Reproduce verbatim everything from the first entry in the block below down to the line containing "ring label text <box>151 485 184 537</box>", with both ends included.

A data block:
* * *

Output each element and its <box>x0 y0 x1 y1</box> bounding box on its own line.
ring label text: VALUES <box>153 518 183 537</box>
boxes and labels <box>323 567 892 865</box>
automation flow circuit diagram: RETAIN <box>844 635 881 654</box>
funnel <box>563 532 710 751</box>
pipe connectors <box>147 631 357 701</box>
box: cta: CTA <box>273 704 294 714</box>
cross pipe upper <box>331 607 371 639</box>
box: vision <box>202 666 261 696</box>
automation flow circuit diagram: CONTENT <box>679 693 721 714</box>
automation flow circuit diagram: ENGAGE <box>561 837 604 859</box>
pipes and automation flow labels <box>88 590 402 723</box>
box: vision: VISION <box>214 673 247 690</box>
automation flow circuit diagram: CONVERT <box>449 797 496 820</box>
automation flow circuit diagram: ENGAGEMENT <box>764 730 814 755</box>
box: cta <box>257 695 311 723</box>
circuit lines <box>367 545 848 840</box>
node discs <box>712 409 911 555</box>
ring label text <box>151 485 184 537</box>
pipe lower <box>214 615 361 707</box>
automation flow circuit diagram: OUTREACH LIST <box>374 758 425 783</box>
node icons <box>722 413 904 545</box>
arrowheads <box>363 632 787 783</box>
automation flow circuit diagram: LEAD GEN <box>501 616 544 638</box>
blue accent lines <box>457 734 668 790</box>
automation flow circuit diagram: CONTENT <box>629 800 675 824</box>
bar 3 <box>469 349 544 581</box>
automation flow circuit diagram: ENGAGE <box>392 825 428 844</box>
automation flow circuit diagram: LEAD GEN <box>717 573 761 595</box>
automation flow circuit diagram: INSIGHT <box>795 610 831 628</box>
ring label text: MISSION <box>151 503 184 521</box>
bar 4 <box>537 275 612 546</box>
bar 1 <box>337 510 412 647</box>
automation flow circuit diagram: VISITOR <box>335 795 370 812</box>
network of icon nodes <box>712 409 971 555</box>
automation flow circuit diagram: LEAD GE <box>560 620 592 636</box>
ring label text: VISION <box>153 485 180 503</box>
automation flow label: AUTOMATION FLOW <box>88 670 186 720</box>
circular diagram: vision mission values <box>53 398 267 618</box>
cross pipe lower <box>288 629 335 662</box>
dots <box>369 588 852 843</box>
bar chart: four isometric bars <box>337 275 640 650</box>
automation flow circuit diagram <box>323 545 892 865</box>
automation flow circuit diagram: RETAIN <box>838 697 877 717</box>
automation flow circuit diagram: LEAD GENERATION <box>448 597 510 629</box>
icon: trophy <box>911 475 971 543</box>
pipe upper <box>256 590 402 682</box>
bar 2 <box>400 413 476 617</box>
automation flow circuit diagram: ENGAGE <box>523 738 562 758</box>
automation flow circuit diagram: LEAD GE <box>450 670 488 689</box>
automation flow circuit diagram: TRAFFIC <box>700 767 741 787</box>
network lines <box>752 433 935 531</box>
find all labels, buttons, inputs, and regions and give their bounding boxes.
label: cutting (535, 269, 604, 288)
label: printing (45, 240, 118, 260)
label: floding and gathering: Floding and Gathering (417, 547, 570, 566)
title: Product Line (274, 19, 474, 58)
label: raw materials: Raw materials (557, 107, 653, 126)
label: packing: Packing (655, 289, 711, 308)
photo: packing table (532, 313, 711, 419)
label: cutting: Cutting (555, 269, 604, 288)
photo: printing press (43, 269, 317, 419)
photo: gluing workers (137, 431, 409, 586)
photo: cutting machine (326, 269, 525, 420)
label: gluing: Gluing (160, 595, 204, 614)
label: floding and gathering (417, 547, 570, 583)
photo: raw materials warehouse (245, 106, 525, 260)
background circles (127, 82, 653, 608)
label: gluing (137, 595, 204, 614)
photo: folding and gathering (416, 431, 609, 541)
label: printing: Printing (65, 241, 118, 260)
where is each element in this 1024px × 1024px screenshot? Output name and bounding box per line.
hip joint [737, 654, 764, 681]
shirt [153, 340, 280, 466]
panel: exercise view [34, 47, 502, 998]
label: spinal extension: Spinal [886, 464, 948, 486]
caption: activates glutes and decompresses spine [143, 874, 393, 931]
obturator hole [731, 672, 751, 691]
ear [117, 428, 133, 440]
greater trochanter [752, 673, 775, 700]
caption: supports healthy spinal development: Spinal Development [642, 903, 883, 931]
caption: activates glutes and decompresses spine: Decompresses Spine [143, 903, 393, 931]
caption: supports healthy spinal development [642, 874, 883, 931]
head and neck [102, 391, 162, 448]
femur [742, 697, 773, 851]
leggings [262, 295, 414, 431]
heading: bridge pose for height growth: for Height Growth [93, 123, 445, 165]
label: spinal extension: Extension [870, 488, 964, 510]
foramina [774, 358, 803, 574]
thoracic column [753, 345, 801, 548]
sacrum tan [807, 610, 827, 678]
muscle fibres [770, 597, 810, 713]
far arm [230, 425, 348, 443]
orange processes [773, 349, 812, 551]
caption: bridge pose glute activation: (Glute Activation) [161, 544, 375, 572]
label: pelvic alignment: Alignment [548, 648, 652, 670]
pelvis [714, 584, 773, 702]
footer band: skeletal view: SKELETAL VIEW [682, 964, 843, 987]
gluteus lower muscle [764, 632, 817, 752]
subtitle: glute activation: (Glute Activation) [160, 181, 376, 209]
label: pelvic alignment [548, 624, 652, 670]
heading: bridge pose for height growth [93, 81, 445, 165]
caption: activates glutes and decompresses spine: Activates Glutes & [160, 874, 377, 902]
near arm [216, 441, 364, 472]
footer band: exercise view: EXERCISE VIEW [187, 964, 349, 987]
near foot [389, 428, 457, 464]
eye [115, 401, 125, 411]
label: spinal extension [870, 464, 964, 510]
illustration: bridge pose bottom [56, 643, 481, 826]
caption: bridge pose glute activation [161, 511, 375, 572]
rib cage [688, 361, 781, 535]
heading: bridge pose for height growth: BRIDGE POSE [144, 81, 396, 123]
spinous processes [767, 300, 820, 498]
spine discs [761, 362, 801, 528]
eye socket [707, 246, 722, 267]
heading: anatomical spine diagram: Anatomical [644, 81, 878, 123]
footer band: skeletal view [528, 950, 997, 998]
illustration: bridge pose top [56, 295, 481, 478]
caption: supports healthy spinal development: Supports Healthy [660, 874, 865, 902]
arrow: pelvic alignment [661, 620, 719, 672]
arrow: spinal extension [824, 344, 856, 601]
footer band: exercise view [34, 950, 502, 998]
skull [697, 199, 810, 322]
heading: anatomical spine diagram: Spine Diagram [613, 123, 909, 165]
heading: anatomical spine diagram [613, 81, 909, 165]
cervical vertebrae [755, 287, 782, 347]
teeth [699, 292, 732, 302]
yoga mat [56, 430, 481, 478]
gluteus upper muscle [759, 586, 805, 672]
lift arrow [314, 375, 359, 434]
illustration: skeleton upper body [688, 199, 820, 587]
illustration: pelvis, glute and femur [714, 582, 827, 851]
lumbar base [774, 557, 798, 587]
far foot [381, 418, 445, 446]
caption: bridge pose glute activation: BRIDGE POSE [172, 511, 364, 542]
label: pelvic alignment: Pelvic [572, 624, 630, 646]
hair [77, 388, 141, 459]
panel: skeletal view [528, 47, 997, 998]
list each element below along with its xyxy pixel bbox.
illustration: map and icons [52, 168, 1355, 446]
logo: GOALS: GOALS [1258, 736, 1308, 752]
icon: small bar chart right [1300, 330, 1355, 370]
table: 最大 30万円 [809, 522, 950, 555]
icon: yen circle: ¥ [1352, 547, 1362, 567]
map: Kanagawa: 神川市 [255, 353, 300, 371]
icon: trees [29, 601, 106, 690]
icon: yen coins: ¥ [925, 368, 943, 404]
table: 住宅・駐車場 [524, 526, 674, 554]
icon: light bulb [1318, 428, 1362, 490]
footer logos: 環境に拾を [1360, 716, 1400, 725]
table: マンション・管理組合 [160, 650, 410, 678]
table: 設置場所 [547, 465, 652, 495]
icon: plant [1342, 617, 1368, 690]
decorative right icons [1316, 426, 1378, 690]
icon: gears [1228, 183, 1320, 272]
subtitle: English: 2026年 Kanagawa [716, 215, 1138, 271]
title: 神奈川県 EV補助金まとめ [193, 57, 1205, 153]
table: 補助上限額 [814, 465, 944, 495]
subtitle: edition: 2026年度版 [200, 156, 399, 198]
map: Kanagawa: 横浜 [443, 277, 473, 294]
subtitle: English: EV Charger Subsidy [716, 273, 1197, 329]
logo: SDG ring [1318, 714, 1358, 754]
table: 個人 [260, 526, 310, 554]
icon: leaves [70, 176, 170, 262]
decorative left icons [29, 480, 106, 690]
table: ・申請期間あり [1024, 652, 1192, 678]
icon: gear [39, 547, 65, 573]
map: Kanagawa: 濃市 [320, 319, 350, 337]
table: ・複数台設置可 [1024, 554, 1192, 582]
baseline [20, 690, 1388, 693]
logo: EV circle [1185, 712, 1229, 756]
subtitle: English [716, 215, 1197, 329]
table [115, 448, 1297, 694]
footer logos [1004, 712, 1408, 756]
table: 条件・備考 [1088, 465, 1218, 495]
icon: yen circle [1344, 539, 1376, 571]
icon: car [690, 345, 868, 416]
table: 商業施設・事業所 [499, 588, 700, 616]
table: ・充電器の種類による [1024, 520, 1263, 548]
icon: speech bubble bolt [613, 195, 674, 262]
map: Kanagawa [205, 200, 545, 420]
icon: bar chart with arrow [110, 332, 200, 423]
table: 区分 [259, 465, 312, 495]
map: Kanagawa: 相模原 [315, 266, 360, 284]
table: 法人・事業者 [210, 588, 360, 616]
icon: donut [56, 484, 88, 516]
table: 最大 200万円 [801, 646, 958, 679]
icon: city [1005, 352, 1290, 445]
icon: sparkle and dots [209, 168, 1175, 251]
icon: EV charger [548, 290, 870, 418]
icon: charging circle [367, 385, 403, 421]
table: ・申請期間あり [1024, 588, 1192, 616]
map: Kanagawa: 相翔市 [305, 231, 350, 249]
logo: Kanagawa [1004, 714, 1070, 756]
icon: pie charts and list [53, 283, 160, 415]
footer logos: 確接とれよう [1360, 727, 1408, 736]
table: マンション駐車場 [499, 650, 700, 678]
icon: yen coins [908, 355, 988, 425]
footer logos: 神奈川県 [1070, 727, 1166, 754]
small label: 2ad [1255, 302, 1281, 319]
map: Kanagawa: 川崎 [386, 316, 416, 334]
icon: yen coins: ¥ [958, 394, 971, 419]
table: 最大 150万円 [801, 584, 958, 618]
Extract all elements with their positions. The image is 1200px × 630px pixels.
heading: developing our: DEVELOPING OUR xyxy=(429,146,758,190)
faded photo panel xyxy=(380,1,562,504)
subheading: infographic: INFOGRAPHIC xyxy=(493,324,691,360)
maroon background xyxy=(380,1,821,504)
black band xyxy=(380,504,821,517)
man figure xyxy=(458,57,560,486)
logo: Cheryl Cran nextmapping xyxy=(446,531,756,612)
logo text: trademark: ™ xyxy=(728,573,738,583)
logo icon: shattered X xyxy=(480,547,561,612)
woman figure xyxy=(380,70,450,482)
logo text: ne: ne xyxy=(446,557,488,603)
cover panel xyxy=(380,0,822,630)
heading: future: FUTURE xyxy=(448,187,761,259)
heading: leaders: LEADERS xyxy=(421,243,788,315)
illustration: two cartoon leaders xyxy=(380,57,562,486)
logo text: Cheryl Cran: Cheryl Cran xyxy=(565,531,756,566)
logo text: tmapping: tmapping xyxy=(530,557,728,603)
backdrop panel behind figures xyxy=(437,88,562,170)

* * *

RESULT FOR THIS TASK.
Output each element and its <box>x0 y0 x1 y1</box> bounding box on its own line.
ring label text: VALUES <box>153 518 183 537</box>
boxes and labels <box>323 567 892 865</box>
automation flow circuit diagram: RETAIN <box>844 635 881 654</box>
funnel <box>563 532 710 751</box>
pipe connectors <box>147 631 357 701</box>
box: cta: CTA <box>273 704 294 714</box>
cross pipe upper <box>331 607 371 639</box>
box: vision <box>202 666 261 696</box>
automation flow circuit diagram: CONTENT <box>679 693 721 714</box>
automation flow circuit diagram: ENGAGE <box>561 837 604 859</box>
pipes and automation flow labels <box>88 590 402 723</box>
box: vision: VISION <box>214 673 247 690</box>
automation flow circuit diagram: CONVERT <box>449 797 496 820</box>
automation flow circuit diagram: ENGAGEMENT <box>764 730 814 755</box>
box: cta <box>257 695 311 723</box>
circuit lines <box>367 545 848 840</box>
node discs <box>712 409 911 555</box>
ring label text <box>151 485 184 537</box>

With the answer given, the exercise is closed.